Work instructions: Copy out only those lines running from the line with "Serialize everything readable" to the end of the listing, keeping each one exactly as it is.

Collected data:

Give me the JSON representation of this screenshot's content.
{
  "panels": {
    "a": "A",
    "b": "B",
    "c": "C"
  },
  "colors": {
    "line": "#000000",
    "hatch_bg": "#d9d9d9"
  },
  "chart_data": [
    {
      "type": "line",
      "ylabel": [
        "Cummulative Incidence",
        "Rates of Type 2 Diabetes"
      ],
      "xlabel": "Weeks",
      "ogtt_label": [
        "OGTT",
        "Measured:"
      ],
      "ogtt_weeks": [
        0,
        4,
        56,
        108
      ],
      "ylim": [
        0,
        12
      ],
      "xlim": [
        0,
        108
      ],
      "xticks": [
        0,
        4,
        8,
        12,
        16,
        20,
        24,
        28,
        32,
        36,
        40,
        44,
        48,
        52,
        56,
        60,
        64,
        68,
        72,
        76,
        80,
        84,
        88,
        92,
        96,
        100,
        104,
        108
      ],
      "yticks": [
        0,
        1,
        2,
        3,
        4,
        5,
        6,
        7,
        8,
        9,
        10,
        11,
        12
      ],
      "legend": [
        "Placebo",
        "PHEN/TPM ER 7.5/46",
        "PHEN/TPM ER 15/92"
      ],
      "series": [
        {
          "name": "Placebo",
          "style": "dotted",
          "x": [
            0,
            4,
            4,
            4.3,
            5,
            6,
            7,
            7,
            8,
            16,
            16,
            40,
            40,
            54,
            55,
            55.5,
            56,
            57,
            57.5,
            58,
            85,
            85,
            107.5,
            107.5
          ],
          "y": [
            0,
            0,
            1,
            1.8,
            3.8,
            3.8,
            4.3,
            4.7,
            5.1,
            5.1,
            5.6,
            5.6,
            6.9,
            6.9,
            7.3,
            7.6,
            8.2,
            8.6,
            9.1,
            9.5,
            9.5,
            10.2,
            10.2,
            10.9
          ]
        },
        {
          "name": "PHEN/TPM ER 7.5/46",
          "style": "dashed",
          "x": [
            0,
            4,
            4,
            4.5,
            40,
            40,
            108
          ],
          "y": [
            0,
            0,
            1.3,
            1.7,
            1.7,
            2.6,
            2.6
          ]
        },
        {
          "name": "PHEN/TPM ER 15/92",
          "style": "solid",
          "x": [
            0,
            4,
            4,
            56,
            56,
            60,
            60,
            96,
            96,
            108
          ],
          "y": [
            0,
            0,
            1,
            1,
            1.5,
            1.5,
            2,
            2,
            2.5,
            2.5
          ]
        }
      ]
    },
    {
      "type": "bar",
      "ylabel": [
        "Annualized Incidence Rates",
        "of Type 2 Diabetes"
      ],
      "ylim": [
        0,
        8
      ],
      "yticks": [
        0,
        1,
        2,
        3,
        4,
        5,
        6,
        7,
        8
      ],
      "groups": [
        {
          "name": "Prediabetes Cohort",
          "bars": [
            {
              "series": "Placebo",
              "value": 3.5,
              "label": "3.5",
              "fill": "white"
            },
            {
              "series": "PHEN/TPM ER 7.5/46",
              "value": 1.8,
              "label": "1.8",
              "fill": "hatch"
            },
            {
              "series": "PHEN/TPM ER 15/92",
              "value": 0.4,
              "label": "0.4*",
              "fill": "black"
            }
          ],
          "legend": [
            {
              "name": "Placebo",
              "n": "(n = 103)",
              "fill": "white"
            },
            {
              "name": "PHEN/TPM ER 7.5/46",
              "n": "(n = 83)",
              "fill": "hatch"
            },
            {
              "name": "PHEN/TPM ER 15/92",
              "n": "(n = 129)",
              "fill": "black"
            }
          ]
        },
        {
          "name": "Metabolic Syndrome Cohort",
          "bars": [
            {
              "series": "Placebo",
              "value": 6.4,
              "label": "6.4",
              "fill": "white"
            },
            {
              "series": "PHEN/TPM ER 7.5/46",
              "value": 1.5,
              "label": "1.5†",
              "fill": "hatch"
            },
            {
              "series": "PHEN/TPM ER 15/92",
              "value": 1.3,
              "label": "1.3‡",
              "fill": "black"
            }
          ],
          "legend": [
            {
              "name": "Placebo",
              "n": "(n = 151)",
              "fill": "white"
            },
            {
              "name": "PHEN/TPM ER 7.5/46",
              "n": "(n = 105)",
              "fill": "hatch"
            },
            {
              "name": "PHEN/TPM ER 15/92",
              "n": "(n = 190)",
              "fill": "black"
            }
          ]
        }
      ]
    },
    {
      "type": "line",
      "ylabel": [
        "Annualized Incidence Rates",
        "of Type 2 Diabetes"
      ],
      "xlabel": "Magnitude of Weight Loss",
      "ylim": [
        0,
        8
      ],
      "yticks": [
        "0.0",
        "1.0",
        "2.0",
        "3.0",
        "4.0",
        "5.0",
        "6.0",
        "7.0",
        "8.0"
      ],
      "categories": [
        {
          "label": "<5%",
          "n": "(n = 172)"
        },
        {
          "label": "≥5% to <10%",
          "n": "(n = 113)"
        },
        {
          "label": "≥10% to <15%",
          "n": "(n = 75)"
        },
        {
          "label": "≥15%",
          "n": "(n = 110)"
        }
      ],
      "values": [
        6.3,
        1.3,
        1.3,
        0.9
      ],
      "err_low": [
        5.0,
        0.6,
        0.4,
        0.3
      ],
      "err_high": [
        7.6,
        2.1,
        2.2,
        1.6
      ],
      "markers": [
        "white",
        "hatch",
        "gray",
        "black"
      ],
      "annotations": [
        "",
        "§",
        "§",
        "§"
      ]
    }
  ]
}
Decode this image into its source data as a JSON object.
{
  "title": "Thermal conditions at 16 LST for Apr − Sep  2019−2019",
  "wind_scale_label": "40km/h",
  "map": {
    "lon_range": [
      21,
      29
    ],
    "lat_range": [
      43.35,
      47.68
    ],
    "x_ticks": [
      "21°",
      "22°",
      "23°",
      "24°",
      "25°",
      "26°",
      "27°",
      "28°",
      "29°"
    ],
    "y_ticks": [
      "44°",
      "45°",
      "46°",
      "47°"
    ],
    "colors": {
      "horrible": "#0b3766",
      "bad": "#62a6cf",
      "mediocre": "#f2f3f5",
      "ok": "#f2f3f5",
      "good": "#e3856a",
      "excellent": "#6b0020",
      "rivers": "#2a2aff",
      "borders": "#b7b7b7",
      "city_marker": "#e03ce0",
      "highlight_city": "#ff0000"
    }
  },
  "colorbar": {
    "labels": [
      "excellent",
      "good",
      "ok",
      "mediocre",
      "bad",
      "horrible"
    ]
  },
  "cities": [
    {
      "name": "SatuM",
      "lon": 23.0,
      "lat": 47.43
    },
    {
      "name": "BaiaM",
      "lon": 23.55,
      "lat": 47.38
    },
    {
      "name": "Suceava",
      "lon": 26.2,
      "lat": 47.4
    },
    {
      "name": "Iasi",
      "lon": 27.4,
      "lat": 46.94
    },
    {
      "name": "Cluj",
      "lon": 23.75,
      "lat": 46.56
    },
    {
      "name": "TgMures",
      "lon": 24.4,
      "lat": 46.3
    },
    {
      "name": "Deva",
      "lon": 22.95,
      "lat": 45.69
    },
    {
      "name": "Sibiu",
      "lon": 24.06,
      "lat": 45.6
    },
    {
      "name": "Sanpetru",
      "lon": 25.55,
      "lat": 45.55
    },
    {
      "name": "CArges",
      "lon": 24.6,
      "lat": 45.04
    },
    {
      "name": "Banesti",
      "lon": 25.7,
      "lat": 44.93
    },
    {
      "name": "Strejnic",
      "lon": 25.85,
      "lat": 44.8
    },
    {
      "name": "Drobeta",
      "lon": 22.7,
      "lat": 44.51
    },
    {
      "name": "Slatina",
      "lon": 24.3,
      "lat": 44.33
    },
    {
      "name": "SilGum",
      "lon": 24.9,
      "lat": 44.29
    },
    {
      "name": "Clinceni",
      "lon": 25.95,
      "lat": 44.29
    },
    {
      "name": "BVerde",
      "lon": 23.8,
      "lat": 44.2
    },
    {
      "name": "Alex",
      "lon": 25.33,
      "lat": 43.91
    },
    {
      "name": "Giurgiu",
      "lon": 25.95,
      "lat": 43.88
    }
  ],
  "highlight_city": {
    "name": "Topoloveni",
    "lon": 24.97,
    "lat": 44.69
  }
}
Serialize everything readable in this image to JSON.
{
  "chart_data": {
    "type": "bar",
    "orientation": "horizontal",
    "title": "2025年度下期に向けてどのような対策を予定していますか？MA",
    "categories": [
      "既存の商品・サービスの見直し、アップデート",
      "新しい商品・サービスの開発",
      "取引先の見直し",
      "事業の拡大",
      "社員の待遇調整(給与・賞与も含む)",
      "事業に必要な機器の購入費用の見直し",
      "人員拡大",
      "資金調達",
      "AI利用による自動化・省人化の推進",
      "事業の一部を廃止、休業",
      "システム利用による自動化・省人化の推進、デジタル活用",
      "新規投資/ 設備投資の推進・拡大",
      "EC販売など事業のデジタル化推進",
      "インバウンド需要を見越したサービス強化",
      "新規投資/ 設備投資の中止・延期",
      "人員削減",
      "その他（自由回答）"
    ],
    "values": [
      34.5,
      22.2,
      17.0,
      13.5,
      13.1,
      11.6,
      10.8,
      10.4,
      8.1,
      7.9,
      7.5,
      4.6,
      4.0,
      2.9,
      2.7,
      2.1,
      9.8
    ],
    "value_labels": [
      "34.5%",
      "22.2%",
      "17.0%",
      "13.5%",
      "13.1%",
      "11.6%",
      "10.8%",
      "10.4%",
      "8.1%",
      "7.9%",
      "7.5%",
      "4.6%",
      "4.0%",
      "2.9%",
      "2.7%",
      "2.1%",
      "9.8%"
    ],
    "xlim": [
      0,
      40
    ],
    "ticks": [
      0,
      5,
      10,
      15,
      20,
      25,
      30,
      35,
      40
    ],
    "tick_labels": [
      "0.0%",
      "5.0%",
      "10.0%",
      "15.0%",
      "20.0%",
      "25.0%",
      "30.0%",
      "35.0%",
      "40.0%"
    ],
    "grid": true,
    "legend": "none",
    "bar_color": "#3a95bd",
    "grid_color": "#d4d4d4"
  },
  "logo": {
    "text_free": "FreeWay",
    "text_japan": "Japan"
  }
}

Output for this task:
Serialize everything readable in this image to JSON.
{
  "chart_data": {
    "type": "bar",
    "orientation": "horizontal",
    "title": "2025年度下期に向けてどのような対策を予定していますか？MA",
    "categories": [
      "既存の商品・サービスの見直し、アップデート",
      "新しい商品・サービスの開発",
      "取引先の見直し",
      "事業の拡大",
      "社員の待遇調整(給与・賞与も含む)",
      "事業に必要な機器の購入費用の見直し",
      "人員拡大",
      "資金調達",
      "AI利用による自動化・省人化の推進",
      "事業の一部を廃止、休業",
      "システム利用による自動化・省人化の推進、デジタル活用",
      "新規投資/ 設備投資の推進・拡大",
      "EC販売など事業のデジタル化推進",
      "インバウンド需要を見越したサービス強化",
      "新規投資/ 設備投資の中止・延期",
      "人員削減",
      "その他（自由回答）"
    ],
    "values": [
      34.5,
      22.2,
      17.0,
      13.5,
      13.1,
      11.6,
      10.8,
      10.4,
      8.1,
      7.9,
      7.5,
      4.6,
      4.0,
      2.9,
      2.7,
      2.1,
      9.8
    ],
    "value_labels": [
      "34.5%",
      "22.2%",
      "17.0%",
      "13.5%",
      "13.1%",
      "11.6%",
      "10.8%",
      "10.4%",
      "8.1%",
      "7.9%",
      "7.5%",
      "4.6%",
      "4.0%",
      "2.9%",
      "2.7%",
      "2.1%",
      "9.8%"
    ],
    "xlim": [
      0,
      40
    ],
    "ticks": [
      0,
      5,
      10,
      15,
      20,
      25,
      30,
      35,
      40
    ],
    "tick_labels": [
      "0.0%",
      "5.0%",
      "10.0%",
      "15.0%",
      "20.0%",
      "25.0%",
      "30.0%",
      "35.0%",
      "40.0%"
    ],
    "grid": true,
    "legend": "none",
    "bar_color": "#3a95bd",
    "grid_color": "#d4d4d4"
  },
  "logo": {
    "text_free": "FreeWay",
    "text_japan": "Japan"
  }
}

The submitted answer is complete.